## GIVEN DATA:
· · ·
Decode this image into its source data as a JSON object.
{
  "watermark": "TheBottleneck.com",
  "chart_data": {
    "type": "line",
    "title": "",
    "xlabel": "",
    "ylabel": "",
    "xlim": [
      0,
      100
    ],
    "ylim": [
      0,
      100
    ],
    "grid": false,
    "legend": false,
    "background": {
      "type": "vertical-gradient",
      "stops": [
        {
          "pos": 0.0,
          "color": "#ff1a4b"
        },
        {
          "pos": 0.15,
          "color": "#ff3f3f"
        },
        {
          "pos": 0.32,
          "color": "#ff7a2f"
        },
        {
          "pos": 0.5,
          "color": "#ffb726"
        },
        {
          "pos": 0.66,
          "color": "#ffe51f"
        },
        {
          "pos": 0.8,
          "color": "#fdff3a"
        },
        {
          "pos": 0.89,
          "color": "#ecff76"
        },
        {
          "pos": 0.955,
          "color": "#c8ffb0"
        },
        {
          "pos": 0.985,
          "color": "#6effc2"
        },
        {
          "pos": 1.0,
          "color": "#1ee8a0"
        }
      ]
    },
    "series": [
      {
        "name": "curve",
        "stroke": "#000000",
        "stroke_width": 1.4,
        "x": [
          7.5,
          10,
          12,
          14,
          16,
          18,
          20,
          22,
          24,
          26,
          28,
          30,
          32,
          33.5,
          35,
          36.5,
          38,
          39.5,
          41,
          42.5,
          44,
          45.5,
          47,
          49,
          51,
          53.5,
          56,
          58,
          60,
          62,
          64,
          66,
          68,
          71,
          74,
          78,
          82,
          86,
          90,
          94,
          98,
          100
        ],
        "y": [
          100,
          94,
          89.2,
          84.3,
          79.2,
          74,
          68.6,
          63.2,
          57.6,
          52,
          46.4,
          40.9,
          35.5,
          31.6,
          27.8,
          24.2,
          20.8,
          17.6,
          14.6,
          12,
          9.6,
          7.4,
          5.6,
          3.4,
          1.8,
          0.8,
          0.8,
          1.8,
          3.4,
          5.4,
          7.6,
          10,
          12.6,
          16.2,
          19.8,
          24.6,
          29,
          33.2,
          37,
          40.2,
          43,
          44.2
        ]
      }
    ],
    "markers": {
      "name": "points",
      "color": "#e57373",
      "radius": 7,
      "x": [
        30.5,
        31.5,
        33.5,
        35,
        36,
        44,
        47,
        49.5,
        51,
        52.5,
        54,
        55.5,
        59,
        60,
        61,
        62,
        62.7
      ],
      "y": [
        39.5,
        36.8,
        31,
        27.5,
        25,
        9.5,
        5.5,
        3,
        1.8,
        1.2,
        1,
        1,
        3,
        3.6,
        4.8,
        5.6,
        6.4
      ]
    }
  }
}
· · ·
## YOUR OBJECTIVE:
How many lines in the records above contain the word "color"? Reply with the number alone.

## THE COMPLETED TASK:
11